PAGE TEXT:

=== Begin Enclosure ===

Advice for parallelization#

SwhFS is designed to provide access to the complete archive: users may use it to scan large portions of the archive, if not the entire archive. This requires parallelization. SwhFS has been tested up to 10000 concurrent processes, which was not trivial due to the FUSE architecture, to SwhFS being implemented in Python, or to system constraints sometimes enforced by HPC infrastructures. This section collects advice and tips for large deployments.

Note

If you do not need to read files’ contents at all, we advise you instead use the compressed graph directly.

Use local and fast data sources#

The most important thing for large scans is to use local and fast data sources as most as possible. At the time of writing this documentation, this means:

This may change over time: contact us on our development channels to validate your architecture before launching major operations.

One mountpoint per user process with SwhFsTmpMount#

Code scanners usually crawl each repository or source tree one by one. This can be parallelized by launching as many instances as CPUs available, where each instance picking in a list of directory SWHIDs to be analyzed. However, all instances should not access the archive/ folder of the same mountpoint: due to the FUSE architecture, and SwhFS being implemented in Python, SwhFS might become a bottleneck even when running just a dozen instances. We instead advise you create one mountpoint per running instance of your scanner.

This can be simplified by using the swh.fuse.fuse.SwhFsTmpMount context manager from your batch manager, which is especially useful to dispatch work from a Python script. In that case, be careful to also disable on-disk caching entirely, using the in-memory and bypass settings.

=== End Enclosure ===

EXTRACTED DATA:
=== Begin Enclosure ===

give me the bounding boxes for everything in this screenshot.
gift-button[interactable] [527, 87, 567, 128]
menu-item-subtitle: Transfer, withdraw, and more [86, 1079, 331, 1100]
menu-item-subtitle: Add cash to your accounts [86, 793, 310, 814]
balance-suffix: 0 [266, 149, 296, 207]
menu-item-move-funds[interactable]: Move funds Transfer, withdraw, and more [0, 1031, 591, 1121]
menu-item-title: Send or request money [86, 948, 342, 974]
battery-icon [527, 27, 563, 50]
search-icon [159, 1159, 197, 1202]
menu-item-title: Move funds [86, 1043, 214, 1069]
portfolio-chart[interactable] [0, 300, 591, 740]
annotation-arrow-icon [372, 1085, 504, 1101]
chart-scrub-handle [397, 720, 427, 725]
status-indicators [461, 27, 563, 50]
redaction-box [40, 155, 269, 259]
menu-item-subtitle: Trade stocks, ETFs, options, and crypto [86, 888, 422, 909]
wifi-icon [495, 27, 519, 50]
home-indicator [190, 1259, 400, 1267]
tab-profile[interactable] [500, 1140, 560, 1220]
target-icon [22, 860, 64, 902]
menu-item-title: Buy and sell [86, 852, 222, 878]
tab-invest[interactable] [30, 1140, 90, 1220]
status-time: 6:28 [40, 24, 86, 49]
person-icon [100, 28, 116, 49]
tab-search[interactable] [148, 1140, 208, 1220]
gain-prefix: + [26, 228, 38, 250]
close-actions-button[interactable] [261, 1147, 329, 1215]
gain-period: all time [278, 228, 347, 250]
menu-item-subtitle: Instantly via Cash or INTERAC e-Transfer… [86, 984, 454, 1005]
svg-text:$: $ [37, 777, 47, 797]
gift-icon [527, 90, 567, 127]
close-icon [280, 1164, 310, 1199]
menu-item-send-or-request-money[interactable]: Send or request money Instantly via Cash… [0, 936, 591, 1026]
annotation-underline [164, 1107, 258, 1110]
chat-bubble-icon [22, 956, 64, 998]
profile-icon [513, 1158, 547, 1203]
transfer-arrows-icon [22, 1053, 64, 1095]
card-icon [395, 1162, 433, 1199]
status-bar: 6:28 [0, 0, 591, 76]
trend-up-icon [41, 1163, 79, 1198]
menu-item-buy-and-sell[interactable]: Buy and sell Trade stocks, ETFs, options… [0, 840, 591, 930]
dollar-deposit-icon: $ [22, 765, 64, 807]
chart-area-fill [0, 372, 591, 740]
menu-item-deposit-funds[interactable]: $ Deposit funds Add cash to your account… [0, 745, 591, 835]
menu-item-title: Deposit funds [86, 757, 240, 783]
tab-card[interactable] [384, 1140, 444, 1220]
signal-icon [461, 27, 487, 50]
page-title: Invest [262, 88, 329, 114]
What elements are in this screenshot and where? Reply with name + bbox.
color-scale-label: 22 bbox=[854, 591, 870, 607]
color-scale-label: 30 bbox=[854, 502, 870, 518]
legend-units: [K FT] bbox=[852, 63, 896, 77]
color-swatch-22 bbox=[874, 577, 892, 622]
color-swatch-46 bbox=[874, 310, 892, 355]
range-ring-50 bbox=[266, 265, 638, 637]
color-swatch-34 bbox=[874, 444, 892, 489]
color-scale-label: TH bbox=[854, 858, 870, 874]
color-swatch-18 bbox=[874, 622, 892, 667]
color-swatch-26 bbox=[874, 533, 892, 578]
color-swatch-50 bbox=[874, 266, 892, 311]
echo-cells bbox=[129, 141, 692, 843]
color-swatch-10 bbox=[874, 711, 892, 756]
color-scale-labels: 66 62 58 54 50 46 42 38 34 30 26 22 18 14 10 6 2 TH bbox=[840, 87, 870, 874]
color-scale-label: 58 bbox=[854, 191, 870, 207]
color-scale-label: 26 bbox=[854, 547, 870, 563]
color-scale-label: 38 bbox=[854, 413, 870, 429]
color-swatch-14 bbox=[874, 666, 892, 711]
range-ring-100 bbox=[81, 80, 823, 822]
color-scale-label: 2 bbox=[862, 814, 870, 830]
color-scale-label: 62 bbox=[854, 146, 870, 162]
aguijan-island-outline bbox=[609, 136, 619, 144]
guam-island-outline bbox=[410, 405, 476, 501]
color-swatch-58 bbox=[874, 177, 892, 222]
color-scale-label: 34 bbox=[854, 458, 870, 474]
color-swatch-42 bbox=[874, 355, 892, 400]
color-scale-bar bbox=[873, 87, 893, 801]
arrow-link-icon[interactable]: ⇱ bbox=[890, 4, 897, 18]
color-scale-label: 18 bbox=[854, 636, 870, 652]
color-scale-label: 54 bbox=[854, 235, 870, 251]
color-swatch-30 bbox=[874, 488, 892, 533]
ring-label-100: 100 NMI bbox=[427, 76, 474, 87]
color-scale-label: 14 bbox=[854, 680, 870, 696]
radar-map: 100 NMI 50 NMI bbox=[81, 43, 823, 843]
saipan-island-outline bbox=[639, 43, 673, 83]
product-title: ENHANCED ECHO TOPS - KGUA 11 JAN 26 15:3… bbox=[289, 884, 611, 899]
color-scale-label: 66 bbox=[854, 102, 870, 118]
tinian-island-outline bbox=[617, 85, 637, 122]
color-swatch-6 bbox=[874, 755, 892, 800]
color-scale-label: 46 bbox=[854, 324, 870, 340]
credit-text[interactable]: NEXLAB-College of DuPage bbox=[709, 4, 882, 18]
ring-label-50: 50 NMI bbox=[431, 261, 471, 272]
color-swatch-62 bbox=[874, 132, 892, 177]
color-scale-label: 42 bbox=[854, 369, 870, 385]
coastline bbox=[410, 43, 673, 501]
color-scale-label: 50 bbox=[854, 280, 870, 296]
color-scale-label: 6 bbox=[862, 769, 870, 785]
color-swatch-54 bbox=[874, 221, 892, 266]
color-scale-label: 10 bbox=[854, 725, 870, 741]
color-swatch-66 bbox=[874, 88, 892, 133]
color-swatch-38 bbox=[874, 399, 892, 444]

=== End Enclosure ===

TASKS:
1 > State whether each of the following statements agrees with the SwhFS parallelization advice, answering yes or no and quoting the deciding words of that text exactly: (a) SwhFS has been tested with up to 10000 concurrent processes; (b) all scanner instances should access the archive/ folder of a single shared mountpoint; (c) when SwhFsTmpMount is used, on-disk caching should remain enabled.
2 > Write the next part of the SwhFS parallelization advice, beginning after its final sentence.

WRITTEN ANSWERS:
1 >
(a) Yes: "SwhFS has been tested up to 10000 concurrent processes"
(b) No: "all instances should not access the archive/ folder of the same mountpoint"
(c) No: "be careful to also disable on-disk caching entirely, using the in-memory and bypass settings"

2 >
How to shortcut Python startup times#

When creating many mountpoints you should avoid calling swh fs mount repeatedly, because each call would start a new Python process, that has to import the many libraries we need. This can take a few seconds per process. Instead you can create a main Python process that forks to subprocesses thanks to a ProcessPoolExecutor.

Warning

Importing swh.fuse does not trigger all necessary Python imports: the remaining ones are imported only at mounting time, depending on the configuration (this avoids importing all supported data sources’ dependencies). Therefore, when using a ProcessPoolExecutor, take care to mount once before creating the pool.

SwhFS sources include an example batch manager relying on ProcessPoolExecutor and SwhFsTmpMount, whose worker processes avoid Python startups entirely: examples/parallel_processing.py.

Workaround missing permissions#

Some Linux environments may not grant you an admin access, no allow you to mount FUSE filesystems, even if you can install libfuse and fusermount3. In that case, we advise you gain super-powers by running your batch manager program in a Linux namespace with the appropriate options of unshare (from the util-linux package):

unshare --pid --kill-child --user --map-root-user --mount ./parallel_processor.py

See also#

The complete report on testing SwhFS over 10000 mountpoints and more is included in SwhFS’ sources, in benchmark/README.md.